**Given problem:** Write out all of the data without omission, exactly as shown.

**Material to process:**
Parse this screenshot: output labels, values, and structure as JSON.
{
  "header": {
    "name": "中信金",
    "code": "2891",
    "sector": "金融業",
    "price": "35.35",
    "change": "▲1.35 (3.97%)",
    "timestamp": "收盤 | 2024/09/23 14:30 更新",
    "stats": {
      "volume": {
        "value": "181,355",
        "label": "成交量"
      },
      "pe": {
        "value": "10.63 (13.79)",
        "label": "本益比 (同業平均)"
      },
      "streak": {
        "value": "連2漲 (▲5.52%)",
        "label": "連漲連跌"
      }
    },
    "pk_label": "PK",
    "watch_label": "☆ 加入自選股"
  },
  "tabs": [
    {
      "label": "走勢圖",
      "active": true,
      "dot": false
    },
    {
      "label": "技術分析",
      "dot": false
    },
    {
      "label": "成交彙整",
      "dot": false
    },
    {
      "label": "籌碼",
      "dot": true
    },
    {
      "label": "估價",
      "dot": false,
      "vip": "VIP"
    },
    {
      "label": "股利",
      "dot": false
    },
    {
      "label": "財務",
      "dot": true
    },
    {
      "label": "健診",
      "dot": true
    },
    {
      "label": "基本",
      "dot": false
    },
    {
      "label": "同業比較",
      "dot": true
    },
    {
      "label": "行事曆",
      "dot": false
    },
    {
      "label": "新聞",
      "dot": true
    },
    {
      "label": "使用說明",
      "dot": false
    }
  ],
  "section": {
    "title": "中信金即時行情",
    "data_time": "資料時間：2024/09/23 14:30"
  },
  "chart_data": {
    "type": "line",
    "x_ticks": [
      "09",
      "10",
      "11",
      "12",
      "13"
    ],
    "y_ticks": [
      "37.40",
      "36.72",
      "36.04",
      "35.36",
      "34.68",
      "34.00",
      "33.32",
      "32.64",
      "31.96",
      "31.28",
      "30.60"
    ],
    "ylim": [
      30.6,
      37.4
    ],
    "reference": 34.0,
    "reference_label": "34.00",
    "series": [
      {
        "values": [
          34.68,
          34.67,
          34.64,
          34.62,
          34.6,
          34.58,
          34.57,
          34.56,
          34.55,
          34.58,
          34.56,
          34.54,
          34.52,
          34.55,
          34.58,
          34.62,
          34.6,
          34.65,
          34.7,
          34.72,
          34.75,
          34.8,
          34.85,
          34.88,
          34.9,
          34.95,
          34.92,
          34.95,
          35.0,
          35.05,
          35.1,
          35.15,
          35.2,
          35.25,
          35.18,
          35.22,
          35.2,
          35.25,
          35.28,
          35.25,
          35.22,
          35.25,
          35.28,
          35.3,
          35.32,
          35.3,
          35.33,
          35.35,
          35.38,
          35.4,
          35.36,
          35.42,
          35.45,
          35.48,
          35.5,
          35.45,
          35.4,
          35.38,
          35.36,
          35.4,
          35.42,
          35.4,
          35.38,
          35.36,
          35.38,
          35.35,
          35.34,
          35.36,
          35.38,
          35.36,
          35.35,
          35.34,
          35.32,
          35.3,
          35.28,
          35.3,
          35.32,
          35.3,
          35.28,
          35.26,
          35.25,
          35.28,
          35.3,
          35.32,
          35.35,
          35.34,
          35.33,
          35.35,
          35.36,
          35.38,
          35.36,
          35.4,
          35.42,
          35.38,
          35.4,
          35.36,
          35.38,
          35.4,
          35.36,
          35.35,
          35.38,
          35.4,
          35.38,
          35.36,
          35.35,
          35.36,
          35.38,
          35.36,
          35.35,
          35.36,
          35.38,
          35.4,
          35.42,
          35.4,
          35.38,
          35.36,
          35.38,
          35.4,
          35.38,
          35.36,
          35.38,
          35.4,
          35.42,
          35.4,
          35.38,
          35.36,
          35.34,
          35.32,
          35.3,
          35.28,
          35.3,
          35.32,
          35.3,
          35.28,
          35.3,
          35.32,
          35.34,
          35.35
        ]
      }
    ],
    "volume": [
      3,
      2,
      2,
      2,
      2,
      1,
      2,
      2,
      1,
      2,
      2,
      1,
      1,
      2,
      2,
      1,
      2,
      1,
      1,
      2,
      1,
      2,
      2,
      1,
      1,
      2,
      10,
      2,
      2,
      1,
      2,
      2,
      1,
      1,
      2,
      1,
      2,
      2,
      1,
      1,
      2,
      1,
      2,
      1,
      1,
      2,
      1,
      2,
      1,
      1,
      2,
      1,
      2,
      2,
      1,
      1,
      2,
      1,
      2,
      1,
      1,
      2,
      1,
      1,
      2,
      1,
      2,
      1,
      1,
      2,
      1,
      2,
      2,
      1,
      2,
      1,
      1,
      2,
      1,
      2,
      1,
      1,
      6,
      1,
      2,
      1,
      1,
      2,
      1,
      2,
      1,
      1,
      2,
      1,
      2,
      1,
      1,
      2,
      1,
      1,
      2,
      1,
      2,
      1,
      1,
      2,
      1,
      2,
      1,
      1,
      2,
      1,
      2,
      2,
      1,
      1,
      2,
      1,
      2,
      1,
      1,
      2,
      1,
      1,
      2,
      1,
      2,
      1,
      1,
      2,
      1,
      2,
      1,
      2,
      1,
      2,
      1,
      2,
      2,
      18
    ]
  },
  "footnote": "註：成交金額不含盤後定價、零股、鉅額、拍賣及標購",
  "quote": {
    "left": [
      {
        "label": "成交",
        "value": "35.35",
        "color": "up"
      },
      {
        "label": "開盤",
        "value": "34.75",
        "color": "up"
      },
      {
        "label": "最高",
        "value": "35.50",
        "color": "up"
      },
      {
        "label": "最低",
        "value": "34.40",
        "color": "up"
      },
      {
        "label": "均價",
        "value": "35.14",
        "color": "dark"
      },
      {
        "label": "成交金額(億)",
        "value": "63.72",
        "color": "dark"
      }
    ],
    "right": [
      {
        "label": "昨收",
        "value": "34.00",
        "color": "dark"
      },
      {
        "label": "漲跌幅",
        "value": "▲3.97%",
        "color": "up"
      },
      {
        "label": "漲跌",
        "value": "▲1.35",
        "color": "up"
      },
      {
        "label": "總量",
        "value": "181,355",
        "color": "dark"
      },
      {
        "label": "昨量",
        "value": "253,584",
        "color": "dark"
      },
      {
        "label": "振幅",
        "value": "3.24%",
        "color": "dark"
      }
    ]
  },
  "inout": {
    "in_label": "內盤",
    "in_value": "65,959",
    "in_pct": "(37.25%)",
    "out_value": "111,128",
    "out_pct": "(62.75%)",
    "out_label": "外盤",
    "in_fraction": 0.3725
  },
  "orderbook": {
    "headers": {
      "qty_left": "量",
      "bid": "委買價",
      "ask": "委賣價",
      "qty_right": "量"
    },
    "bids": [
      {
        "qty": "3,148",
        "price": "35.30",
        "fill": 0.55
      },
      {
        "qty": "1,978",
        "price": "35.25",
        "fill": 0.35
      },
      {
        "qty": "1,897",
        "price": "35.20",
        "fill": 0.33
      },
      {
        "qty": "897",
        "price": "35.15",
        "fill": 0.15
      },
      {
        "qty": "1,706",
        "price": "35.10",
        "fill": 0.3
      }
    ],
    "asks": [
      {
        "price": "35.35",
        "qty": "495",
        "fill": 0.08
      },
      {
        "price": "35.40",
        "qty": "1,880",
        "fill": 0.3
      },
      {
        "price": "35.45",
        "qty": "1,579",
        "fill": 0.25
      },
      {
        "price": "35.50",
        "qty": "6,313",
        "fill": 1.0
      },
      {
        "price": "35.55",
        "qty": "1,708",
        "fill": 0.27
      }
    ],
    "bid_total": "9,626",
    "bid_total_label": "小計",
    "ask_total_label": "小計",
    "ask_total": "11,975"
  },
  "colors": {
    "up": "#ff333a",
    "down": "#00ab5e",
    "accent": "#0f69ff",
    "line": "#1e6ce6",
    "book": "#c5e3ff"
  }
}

**Answer to this problem:**
Parse this screenshot: output labels, values, and structure as JSON.
{
  "header": {
    "name": "中信金",
    "code": "2891",
    "sector": "金融業",
    "price": "35.35",
    "change": "▲1.35 (3.97%)",
    "timestamp": "收盤 | 2024/09/23 14:30 更新",
    "stats": {
      "volume": {
        "value": "181,355",
        "label": "成交量"
      },
      "pe": {
        "value": "10.63 (13.79)",
        "label": "本益比 (同業平均)"
      },
      "streak": {
        "value": "連2漲 (▲5.52%)",
        "label": "連漲連跌"
      }
    },
    "pk_label": "PK",
    "watch_label": "☆ 加入自選股"
  },
  "tabs": [
    {
      "label": "走勢圖",
      "active": true,
      "dot": false
    },
    {
      "label": "技術分析",
      "dot": false
    },
    {
      "label": "成交彙整",
      "dot": false
    },
    {
      "label": "籌碼",
      "dot": true
    },
    {
      "label": "估價",
      "dot": false,
      "vip": "VIP"
    },
    {
      "label": "股利",
      "dot": false
    },
    {
      "label": "財務",
      "dot": true
    },
    {
      "label": "健診",
      "dot": true
    },
    {
      "label": "基本",
      "dot": false
    },
    {
      "label": "同業比較",
      "dot": true
    },
    {
      "label": "行事曆",
      "dot": false
    },
    {
      "label": "新聞",
      "dot": true
    },
    {
      "label": "使用說明",
      "dot": false
    }
  ],
  "section": {
    "title": "中信金即時行情",
    "data_time": "資料時間：2024/09/23 14:30"
  },
  "chart_data": {
    "type": "line",
    "x_ticks": [
      "09",
      "10",
      "11",
      "12",
      "13"
    ],
    "y_ticks": [
      "37.40",
      "36.72",
      "36.04",
      "35.36",
      "34.68",
      "34.00",
      "33.32",
      "32.64",
      "31.96",
      "31.28",
      "30.60"
    ],
    "ylim": [
      30.6,
      37.4
    ],
    "reference": 34.0,
    "reference_label": "34.00",
    "series": [
      {
        "values": [
          34.68,
          34.67,
          34.64,
          34.62,
          34.6,
          34.58,
          34.57,
          34.56,
          34.55,
          34.58,
          34.56,
          34.54,
          34.52,
          34.55,
          34.58,
          34.62,
          34.6,
          34.65,
          34.7,
          34.72,
          34.75,
          34.8,
          34.85,
          34.88,
          34.9,
          34.95,
          34.92,
          34.95,
          35.0,
          35.05,
          35.1,
          35.15,
          35.2,
          35.25,
          35.18,
          35.22,
          35.2,
          35.25,
          35.28,
          35.25,
          35.22,
          35.25,
          35.28,
          35.3,
          35.32,
          35.3,
          35.33,
          35.35,
          35.38,
          35.4,
          35.36,
          35.42,
          35.45,
          35.48,
          35.5,
          35.45,
          35.4,
          35.38,
          35.36,
          35.4,
          35.42,
          35.4,
          35.38,
          35.36,
          35.38,
          35.35,
          35.34,
          35.36,
          35.38,
          35.36,
          35.35,
          35.34,
          35.32,
          35.3,
          35.28,
          35.3,
          35.32,
          35.3,
          35.28,
          35.26,
          35.25,
          35.28,
          35.3,
          35.32,
          35.35,
          35.34,
          35.33,
          35.35,
          35.36,
          35.38,
          35.36,
          35.4,
          35.42,
          35.38,
          35.4,
          35.36,
          35.38,
          35.4,
          35.36,
          35.35,
          35.38,
          35.4,
          35.38,
          35.36,
          35.35,
          35.36,
          35.38,
          35.36,
          35.35,
          35.36,
          35.38,
          35.4,
          35.42,
          35.4,
          35.38,
          35.36,
          35.38,
          35.4,
          35.38,
          35.36,
          35.38,
          35.4,
          35.42,
          35.4,
          35.38,
          35.36,
          35.34,
          35.32,
          35.3,
          35.28,
          35.3,
          35.32,
          35.3,
          35.28,
          35.3,
          35.32,
          35.34,
          35.35
        ]
      }
    ],
    "volume": [
      3,
      2,
      2,
      2,
      2,
      1,
      2,
      2,
      1,
      2,
      2,
      1,
      1,
      2,
      2,
      1,
      2,
      1,
      1,
      2,
      1,
      2,
      2,
      1,
      1,
      2,
      10,
      2,
      2,
      1,
      2,
      2,
      1,
      1,
      2,
      1,
      2,
      2,
      1,
      1,
      2,
      1,
      2,
      1,
      1,
      2,
      1,
      2,
      1,
      1,
      2,
      1,
      2,
      2,
      1,
      1,
      2,
      1,
      2,
      1,
      1,
      2,
      1,
      1,
      2,
      1,
      2,
      1,
      1,
      2,
      1,
      2,
      2,
      1,
      2,
      1,
      1,
      2,
      1,
      2,
      1,
      1,
      6,
      1,
      2,
      1,
      1,
      2,
      1,
      2,
      1,
      1,
      2,
      1,
      2,
      1,
      1,
      2,
      1,
      1,
      2,
      1,
      2,
      1,
      1,
      2,
      1,
      2,
      1,
      1,
      2,
      1,
      2,
      2,
      1,
      1,
      2,
      1,
      2,
      1,
      1,
      2,
      1,
      1,
      2,
      1,
      2,
      1,
      1,
      2,
      1,
      2,
      1,
      2,
      1,
      2,
      1,
      2,
      2,
      18
    ]
  },
  "footnote": "註：成交金額不含盤後定價、零股、鉅額、拍賣及標購",
  "quote": {
    "left": [
      {
        "label": "成交",
        "value": "35.35",
        "color": "up"
      },
      {
        "label": "開盤",
        "value": "34.75",
        "color": "up"
      },
      {
        "label": "最高",
        "value": "35.50",
        "color": "up"
      },
      {
        "label": "最低",
        "value": "34.40",
        "color": "up"
      },
      {
        "label": "均價",
        "value": "35.14",
        "color": "dark"
      },
      {
        "label": "成交金額(億)",
        "value": "63.72",
        "color": "dark"
      }
    ],
    "right": [
      {
        "label": "昨收",
        "value": "34.00",
        "color": "dark"
      },
      {
        "label": "漲跌幅",
        "value": "▲3.97%",
        "color": "up"
      },
      {
        "label": "漲跌",
        "value": "▲1.35",
        "color": "up"
      },
      {
        "label": "總量",
        "value": "181,355",
        "color": "dark"
      },
      {
        "label": "昨量",
        "value": "253,584",
        "color": "dark"
      },
      {
        "label": "振幅",
        "value": "3.24%",
        "color": "dark"
      }
    ]
  },
  "inout": {
    "in_label": "內盤",
    "in_value": "65,959",
    "in_pct": "(37.25%)",
    "out_value": "111,128",
    "out_pct": "(62.75%)",
    "out_label": "外盤",
    "in_fraction": 0.3725
  },
  "orderbook": {
    "headers": {
      "qty_left": "量",
      "bid": "委買價",
      "ask": "委賣價",
      "qty_right": "量"
    },
    "bids": [
      {
        "qty": "3,148",
        "price": "35.30",
        "fill": 0.55
      },
      {
        "qty": "1,978",
        "price": "35.25",
        "fill": 0.35
      },
      {
        "qty": "1,897",
        "price": "35.20",
        "fill": 0.33
      },
      {
        "qty": "897",
        "price": "35.15",
        "fill": 0.15
      },
      {
        "qty": "1,706",
        "price": "35.10",
        "fill": 0.3
      }
    ],
    "asks": [
      {
        "price": "35.35",
        "qty": "495",
        "fill": 0.08
      },
      {
        "price": "35.40",
        "qty": "1,880",
        "fill": 0.3
      },
      {
        "price": "35.45",
        "qty": "1,579",
        "fill": 0.25
      },
      {
        "price": "35.50",
        "qty": "6,313",
        "fill": 1.0
      },
      {
        "price": "35.55",
        "qty": "1,708",
        "fill": 0.27
      }
    ],
    "bid_total": "9,626",
    "bid_total_label": "小計",
    "ask_total_label": "小計",
    "ask_total": "11,975"
  },
  "colors": {
    "up": "#ff333a",
    "down": "#00ab5e",
    "accent": "#0f69ff",
    "line": "#1e6ce6",
    "book": "#c5e3ff"
  }
}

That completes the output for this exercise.